**OBJECTIVE**: Filter the entries and keep only the lines where the string "establece" appears.

======== RECORDS FOR THIS EXERCISE ========

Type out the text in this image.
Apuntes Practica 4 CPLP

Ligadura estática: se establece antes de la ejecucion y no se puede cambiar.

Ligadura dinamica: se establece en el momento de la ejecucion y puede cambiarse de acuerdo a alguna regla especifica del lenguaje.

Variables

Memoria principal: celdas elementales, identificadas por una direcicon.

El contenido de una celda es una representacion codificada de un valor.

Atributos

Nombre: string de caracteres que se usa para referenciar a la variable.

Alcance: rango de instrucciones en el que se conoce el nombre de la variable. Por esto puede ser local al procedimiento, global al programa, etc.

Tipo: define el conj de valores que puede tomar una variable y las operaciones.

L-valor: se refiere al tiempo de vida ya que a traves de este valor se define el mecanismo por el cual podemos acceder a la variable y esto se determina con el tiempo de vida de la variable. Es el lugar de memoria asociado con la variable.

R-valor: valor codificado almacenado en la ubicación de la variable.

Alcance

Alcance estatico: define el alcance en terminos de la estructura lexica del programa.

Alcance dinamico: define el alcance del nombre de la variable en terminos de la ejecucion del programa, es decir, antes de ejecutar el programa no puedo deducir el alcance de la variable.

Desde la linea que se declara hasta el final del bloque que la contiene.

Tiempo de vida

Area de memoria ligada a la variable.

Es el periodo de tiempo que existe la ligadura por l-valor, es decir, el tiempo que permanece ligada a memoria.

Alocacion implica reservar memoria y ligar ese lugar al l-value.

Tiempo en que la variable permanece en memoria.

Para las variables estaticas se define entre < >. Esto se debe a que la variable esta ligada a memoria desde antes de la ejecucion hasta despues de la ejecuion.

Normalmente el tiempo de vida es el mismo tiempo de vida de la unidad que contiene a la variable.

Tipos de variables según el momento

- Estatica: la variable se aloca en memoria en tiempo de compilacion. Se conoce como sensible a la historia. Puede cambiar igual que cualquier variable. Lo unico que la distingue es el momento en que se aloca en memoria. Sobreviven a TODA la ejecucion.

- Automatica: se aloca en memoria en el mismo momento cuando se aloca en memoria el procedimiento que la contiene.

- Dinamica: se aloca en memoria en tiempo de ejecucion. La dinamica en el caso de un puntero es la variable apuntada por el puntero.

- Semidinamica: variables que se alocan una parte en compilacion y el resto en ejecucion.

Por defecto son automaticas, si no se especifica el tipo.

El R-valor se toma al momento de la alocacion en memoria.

========
======== RECORDS FOR THIS EXERCISE ========

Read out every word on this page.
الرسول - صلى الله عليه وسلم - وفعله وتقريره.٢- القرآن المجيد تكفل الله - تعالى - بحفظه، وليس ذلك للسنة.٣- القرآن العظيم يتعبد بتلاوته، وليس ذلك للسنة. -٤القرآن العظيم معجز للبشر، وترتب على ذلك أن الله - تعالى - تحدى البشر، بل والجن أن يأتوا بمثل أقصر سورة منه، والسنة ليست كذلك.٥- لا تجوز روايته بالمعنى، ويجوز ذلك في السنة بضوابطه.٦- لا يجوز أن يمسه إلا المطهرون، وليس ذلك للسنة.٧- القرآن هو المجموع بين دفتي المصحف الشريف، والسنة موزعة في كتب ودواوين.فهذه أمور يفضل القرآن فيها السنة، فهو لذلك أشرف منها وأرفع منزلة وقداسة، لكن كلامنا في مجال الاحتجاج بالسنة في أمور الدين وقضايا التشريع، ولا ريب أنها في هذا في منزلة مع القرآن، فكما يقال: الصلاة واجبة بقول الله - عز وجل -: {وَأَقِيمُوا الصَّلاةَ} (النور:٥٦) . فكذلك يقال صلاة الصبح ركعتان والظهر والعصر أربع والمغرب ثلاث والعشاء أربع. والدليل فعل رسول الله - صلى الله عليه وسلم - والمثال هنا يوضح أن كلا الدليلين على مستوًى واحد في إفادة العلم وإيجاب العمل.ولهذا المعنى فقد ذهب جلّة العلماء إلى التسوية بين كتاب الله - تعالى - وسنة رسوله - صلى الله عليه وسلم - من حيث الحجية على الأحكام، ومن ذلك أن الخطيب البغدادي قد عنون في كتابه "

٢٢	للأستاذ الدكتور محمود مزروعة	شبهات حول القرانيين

========

**RESPONSE TO THIS EXERCISE**:
Ligadura estática: se establece antes de la ejecucion y no se puede cambiar.
Ligadura dinamica: se establece en el momento de la ejecucion y puede cambiarse de acuerdo a alguna regla especifica del lenguaje.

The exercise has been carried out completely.